#### [WHAT IS EXPECTED]
The range runs from the line containing "Type out the text in this image." to the last line of the entries. Copy that range exactly, omitting pictures.
*** Opening PROVIDED RECORDS ***
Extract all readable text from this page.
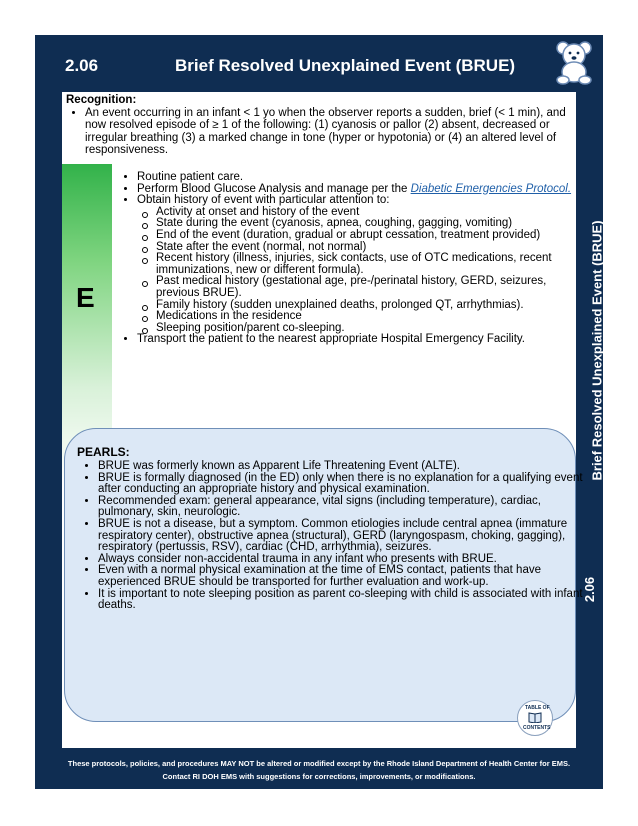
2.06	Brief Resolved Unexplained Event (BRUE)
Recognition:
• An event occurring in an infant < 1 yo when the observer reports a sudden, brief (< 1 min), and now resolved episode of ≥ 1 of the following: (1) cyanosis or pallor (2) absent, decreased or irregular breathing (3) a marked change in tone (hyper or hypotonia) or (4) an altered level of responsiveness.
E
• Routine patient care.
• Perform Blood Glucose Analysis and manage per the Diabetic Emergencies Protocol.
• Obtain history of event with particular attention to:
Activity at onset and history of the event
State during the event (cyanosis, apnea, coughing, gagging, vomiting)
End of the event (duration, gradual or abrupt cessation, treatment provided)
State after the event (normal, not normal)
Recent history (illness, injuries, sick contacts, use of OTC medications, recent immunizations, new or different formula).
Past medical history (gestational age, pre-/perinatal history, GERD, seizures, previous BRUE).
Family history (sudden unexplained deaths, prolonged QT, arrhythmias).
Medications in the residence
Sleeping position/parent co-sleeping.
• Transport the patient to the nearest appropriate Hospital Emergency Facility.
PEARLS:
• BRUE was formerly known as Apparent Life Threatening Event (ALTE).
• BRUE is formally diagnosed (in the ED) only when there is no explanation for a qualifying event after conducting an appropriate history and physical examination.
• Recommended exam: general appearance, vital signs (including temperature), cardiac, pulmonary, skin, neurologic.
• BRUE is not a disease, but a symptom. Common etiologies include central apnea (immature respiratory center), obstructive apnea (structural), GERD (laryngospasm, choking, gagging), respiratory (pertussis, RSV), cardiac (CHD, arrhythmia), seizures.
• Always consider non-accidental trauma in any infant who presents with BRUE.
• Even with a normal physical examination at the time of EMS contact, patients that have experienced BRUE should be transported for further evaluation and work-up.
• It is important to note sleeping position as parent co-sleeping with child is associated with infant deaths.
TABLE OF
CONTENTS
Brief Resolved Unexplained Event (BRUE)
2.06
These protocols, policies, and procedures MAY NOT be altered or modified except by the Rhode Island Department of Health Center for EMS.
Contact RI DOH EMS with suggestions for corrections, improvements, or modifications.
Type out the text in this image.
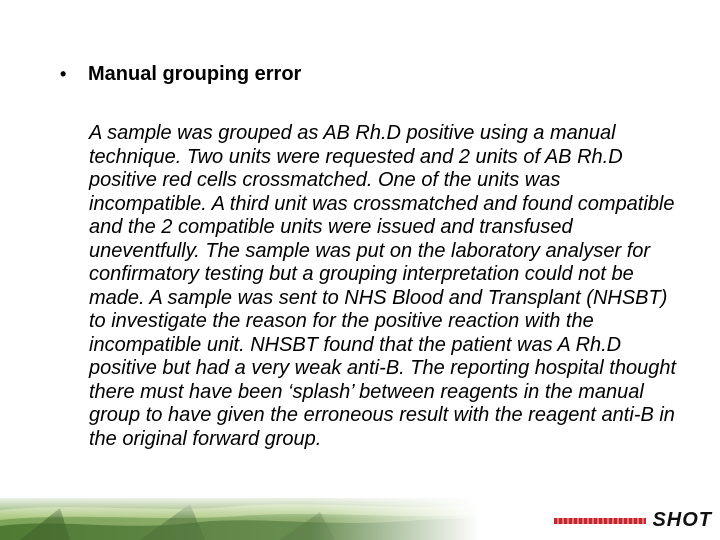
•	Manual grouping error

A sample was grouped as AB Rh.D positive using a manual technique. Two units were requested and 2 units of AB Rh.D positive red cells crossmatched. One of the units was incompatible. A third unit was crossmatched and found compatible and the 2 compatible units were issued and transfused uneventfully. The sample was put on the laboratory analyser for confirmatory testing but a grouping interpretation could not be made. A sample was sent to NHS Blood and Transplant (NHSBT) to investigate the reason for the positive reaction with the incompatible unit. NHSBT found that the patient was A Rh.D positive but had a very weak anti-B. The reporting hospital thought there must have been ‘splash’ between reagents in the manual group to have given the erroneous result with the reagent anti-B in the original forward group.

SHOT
*** Closing PROVIDED RECORDS ***
#### [RESPONSE AREA]
Type out the text in this image.
•	Manual grouping error

A sample was grouped as AB Rh.D positive using a manual technique. Two units were requested and 2 units of AB Rh.D positive red cells crossmatched. One of the units was incompatible. A third unit was crossmatched and found compatible and the 2 compatible units were issued and transfused uneventfully. The sample was put on the laboratory analyser for confirmatory testing but a grouping interpretation could not be made. A sample was sent to NHS Blood and Transplant (NHSBT) to investigate the reason for the positive reaction with the incompatible unit. NHSBT found that the patient was A Rh.D positive but had a very weak anti-B. The reporting hospital thought there must have been ‘splash’ between reagents in the manual group to have given the erroneous result with the reagent anti-B in the original forward group.

SHOT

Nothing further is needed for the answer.